Check every line of the data and copy the ones where "username" appears.

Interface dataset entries
════

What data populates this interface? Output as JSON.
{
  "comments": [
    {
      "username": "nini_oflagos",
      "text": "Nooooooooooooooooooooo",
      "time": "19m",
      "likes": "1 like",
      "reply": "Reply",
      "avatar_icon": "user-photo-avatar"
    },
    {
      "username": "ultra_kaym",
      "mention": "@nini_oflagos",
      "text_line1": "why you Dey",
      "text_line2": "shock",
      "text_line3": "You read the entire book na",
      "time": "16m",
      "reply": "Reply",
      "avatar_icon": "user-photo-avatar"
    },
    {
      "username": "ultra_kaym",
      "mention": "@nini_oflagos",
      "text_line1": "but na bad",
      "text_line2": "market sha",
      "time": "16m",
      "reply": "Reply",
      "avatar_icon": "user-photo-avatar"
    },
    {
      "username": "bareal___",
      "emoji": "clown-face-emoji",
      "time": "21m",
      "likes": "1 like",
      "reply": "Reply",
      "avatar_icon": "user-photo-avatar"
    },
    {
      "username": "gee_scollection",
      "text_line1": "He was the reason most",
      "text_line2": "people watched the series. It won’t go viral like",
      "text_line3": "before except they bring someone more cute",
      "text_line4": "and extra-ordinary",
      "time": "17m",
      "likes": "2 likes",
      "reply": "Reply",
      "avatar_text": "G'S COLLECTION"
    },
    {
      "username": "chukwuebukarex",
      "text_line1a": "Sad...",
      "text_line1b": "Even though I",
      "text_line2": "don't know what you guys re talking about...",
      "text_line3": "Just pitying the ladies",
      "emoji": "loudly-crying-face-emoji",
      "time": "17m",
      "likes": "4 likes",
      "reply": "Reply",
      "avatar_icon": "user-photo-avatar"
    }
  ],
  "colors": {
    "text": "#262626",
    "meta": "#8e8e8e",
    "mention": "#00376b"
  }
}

════

** Response area **
      "username": "nini_oflagos",
      "username": "ultra_kaym",
      "username": "ultra_kaym",
      "username": "bareal___",
      "username": "gee_scollection",
      "username": "chukwuebukarex",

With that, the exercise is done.